Records that describe figures →
----
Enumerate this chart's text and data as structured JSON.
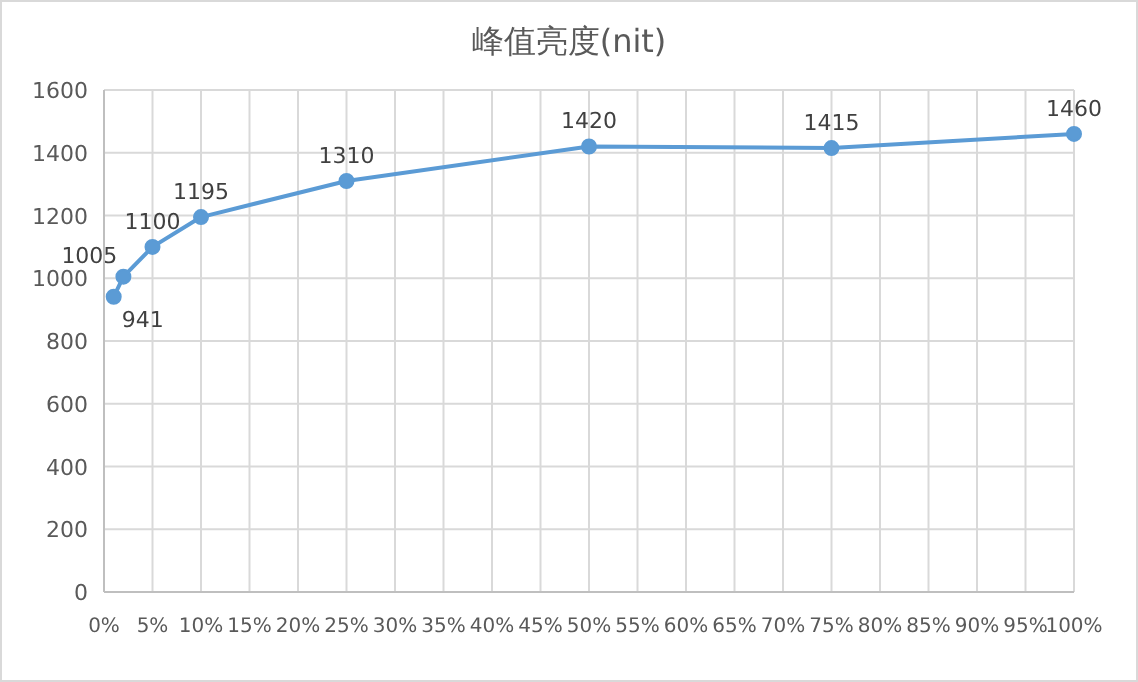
{
  "chart_data": {
    "type": "line",
    "title": "峰值亮度(nit)",
    "x": [
      1,
      2,
      5,
      10,
      25,
      50,
      75,
      100
    ],
    "series": [
      {
        "color": "#5b9bd5",
        "values": [
          941,
          1005,
          1100,
          1195,
          1310,
          1420,
          1415,
          1460
        ]
      }
    ],
    "xlim": [
      0,
      100
    ],
    "xticks": [
      {
        "value": 0,
        "label": "0%"
      },
      {
        "value": 5,
        "label": "5%"
      },
      {
        "value": 10,
        "label": "10%"
      },
      {
        "value": 15,
        "label": "15%"
      },
      {
        "value": 20,
        "label": "20%"
      },
      {
        "value": 25,
        "label": "25%"
      },
      {
        "value": 30,
        "label": "30%"
      },
      {
        "value": 35,
        "label": "35%"
      },
      {
        "value": 40,
        "label": "40%"
      },
      {
        "value": 45,
        "label": "45%"
      },
      {
        "value": 50,
        "label": "50%"
      },
      {
        "value": 55,
        "label": "55%"
      },
      {
        "value": 60,
        "label": "60%"
      },
      {
        "value": 65,
        "label": "65%"
      },
      {
        "value": 70,
        "label": "70%"
      },
      {
        "value": 75,
        "label": "75%"
      },
      {
        "value": 80,
        "label": "80%"
      },
      {
        "value": 85,
        "label": "85%"
      },
      {
        "value": 90,
        "label": "90%"
      },
      {
        "value": 95,
        "label": "95%"
      },
      {
        "value": 100,
        "label": "100%"
      }
    ],
    "ylim": [
      0,
      1600
    ],
    "yticks": [
      0,
      200,
      400,
      600,
      800,
      1000,
      1200,
      1400,
      1600
    ],
    "grid": true,
    "marker": "circle",
    "data_labels": true
  }
}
----
Goal of the exercise → Copy the records above exactly, omitting every picture.

Full answer →
Enumerate this chart's text and data as structured JSON.
{
  "chart_data": {
    "type": "line",
    "title": "峰值亮度(nit)",
    "x": [
      1,
      2,
      5,
      10,
      25,
      50,
      75,
      100
    ],
    "series": [
      {
        "color": "#5b9bd5",
        "values": [
          941,
          1005,
          1100,
          1195,
          1310,
          1420,
          1415,
          1460
        ]
      }
    ],
    "xlim": [
      0,
      100
    ],
    "xticks": [
      {
        "value": 0,
        "label": "0%"
      },
      {
        "value": 5,
        "label": "5%"
      },
      {
        "value": 10,
        "label": "10%"
      },
      {
        "value": 15,
        "label": "15%"
      },
      {
        "value": 20,
        "label": "20%"
      },
      {
        "value": 25,
        "label": "25%"
      },
      {
        "value": 30,
        "label": "30%"
      },
      {
        "value": 35,
        "label": "35%"
      },
      {
        "value": 40,
        "label": "40%"
      },
      {
        "value": 45,
        "label": "45%"
      },
      {
        "value": 50,
        "label": "50%"
      },
      {
        "value": 55,
        "label": "55%"
      },
      {
        "value": 60,
        "label": "60%"
      },
      {
        "value": 65,
        "label": "65%"
      },
      {
        "value": 70,
        "label": "70%"
      },
      {
        "value": 75,
        "label": "75%"
      },
      {
        "value": 80,
        "label": "80%"
      },
      {
        "value": 85,
        "label": "85%"
      },
      {
        "value": 90,
        "label": "90%"
      },
      {
        "value": 95,
        "label": "95%"
      },
      {
        "value": 100,
        "label": "100%"
      }
    ],
    "ylim": [
      0,
      1600
    ],
    "yticks": [
      0,
      200,
      400,
      600,
      800,
      1000,
      1200,
      1400,
      1600
    ],
    "grid": true,
    "marker": "circle",
    "data_labels": true
  }
}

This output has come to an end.